Work instructions:
Search the material below for the word "highlight". Copy every line that has it.

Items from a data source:
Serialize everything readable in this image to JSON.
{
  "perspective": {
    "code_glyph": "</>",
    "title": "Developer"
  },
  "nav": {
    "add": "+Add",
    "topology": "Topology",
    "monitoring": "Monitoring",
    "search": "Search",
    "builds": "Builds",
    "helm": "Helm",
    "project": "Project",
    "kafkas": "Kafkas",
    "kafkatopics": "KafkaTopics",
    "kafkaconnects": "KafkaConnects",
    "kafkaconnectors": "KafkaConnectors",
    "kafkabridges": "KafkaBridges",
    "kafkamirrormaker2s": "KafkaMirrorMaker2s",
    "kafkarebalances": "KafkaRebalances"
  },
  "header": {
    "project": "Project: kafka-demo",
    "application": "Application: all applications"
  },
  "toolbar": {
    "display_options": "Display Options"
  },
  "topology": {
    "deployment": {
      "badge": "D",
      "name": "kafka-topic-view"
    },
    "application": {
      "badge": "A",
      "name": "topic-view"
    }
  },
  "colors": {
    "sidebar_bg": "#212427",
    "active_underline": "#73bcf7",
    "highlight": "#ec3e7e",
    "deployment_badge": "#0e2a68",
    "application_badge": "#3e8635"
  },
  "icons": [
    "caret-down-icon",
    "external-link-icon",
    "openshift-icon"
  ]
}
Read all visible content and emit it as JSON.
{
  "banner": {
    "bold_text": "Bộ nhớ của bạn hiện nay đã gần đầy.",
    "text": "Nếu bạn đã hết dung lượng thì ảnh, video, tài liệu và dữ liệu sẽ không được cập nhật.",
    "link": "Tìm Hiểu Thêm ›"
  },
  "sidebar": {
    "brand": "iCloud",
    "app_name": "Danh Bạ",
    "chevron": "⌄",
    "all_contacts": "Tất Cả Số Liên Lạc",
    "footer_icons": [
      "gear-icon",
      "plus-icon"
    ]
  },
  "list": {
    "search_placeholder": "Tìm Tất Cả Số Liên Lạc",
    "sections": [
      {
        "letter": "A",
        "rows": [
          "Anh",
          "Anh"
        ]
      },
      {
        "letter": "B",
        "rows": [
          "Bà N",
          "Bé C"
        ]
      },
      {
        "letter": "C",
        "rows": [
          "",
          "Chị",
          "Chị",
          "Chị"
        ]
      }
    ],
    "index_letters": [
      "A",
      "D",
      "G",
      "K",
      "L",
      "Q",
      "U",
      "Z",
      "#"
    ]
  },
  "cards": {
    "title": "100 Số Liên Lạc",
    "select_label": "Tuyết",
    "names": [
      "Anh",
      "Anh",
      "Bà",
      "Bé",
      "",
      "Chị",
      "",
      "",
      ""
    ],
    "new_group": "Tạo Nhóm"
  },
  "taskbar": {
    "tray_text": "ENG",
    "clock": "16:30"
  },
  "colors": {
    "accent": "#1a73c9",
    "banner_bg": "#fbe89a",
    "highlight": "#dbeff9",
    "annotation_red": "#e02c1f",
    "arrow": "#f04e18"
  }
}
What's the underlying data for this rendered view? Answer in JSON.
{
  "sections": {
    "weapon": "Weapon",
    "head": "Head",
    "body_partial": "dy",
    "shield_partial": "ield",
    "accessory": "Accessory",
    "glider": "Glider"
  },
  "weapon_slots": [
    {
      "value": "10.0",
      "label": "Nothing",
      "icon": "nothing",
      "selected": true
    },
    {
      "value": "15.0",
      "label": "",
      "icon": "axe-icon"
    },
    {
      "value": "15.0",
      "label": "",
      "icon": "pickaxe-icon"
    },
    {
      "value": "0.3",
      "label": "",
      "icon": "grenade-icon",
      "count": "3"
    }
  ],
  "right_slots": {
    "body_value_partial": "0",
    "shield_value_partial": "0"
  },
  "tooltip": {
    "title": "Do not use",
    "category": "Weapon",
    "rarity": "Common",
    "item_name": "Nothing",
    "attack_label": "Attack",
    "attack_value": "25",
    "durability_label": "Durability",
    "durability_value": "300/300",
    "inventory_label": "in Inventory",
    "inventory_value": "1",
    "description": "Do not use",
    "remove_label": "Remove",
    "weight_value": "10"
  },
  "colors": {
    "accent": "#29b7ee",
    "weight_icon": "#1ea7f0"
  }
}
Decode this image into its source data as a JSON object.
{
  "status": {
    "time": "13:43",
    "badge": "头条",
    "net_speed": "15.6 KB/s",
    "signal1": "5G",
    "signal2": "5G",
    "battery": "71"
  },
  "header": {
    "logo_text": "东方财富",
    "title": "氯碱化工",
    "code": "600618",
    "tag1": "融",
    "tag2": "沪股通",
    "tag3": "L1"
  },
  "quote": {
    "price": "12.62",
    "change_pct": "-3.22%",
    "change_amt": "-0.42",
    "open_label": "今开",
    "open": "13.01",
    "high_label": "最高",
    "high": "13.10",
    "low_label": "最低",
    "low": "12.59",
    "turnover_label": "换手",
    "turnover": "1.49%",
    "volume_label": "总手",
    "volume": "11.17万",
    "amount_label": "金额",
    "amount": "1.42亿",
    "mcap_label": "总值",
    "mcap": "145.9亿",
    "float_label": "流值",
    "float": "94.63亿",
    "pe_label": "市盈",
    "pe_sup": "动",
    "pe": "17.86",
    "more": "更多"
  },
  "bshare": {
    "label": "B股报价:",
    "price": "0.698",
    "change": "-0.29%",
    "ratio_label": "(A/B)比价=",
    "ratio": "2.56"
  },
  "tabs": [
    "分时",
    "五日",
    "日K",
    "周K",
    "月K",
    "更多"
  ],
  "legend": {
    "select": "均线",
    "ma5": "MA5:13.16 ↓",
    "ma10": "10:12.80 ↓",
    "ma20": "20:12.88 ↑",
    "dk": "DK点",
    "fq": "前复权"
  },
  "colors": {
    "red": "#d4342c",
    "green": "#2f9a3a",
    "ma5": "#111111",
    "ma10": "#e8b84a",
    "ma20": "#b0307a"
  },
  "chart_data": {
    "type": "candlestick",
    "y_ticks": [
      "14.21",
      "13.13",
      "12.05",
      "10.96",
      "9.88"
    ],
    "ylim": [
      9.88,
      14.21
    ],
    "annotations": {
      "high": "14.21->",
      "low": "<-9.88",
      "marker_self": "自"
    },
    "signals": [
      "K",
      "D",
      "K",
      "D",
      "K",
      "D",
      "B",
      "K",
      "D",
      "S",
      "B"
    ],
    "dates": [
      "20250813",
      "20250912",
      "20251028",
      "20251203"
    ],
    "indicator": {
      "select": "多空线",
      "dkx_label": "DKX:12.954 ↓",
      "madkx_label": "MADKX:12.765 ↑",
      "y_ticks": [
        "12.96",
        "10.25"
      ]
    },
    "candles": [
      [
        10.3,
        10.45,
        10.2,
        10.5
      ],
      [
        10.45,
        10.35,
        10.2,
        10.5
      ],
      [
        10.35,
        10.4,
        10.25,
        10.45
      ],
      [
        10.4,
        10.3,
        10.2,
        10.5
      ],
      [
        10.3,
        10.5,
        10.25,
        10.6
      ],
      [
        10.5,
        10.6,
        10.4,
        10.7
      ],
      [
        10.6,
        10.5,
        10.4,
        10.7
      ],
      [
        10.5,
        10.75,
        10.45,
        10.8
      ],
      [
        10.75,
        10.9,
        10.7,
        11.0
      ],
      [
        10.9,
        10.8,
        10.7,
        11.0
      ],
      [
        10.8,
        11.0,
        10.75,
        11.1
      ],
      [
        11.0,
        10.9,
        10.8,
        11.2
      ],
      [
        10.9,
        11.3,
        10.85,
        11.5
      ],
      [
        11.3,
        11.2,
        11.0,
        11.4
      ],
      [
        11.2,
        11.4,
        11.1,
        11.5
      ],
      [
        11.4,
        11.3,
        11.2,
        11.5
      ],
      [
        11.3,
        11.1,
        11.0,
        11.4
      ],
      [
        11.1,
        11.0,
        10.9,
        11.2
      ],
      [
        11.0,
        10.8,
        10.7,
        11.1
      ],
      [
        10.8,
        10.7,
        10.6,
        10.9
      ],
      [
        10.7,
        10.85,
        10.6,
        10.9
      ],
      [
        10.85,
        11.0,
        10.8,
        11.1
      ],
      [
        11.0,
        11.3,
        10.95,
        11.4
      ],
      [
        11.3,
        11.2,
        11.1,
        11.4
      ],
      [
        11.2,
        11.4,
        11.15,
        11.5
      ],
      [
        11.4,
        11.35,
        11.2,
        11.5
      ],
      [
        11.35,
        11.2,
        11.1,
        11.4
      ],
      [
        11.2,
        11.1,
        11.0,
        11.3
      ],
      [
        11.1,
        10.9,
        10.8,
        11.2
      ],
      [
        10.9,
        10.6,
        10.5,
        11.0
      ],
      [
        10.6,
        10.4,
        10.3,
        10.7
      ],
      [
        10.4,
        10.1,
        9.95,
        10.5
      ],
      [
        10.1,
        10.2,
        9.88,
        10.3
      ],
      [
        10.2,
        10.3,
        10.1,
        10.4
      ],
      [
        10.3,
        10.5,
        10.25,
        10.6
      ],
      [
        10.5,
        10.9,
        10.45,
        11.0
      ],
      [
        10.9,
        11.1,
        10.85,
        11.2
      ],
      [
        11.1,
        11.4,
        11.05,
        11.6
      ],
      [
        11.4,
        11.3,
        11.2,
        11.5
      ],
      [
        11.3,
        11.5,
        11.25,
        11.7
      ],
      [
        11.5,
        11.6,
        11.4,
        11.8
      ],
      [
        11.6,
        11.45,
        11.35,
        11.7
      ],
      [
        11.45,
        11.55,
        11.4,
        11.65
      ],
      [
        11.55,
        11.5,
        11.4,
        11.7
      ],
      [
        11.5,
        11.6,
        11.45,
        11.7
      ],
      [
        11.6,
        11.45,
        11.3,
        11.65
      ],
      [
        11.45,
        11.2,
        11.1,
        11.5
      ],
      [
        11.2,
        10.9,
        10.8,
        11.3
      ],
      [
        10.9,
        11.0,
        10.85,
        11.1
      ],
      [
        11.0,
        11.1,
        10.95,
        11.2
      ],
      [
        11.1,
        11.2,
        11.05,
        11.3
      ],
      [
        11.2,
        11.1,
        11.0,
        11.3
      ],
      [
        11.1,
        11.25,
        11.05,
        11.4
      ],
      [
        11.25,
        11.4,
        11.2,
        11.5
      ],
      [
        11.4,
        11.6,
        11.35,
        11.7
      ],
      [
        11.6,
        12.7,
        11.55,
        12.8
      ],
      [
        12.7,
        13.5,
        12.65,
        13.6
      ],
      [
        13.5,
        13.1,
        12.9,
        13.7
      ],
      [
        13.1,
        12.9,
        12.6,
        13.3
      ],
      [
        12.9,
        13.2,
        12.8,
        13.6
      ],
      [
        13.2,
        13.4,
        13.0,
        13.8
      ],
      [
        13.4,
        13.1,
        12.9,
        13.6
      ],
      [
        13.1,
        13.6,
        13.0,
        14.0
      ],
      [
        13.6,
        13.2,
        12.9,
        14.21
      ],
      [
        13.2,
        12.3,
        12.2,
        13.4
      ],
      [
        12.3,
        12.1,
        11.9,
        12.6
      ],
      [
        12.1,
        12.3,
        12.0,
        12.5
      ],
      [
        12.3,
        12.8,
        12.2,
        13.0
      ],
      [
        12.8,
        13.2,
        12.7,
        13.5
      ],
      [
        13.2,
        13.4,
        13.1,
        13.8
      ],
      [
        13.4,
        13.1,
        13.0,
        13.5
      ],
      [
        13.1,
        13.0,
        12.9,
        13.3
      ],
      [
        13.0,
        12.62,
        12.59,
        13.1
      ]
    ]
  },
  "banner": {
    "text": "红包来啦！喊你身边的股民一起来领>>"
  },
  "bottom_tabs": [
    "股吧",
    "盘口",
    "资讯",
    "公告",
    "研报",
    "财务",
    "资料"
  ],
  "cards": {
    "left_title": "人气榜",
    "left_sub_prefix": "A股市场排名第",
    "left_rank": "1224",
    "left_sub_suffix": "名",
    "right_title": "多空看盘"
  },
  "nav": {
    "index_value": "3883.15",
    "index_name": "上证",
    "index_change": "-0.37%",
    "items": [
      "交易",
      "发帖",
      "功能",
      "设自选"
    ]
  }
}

Complete answer:
    "highlight": "#ec3e7e",
    "highlight": "#dbeff9",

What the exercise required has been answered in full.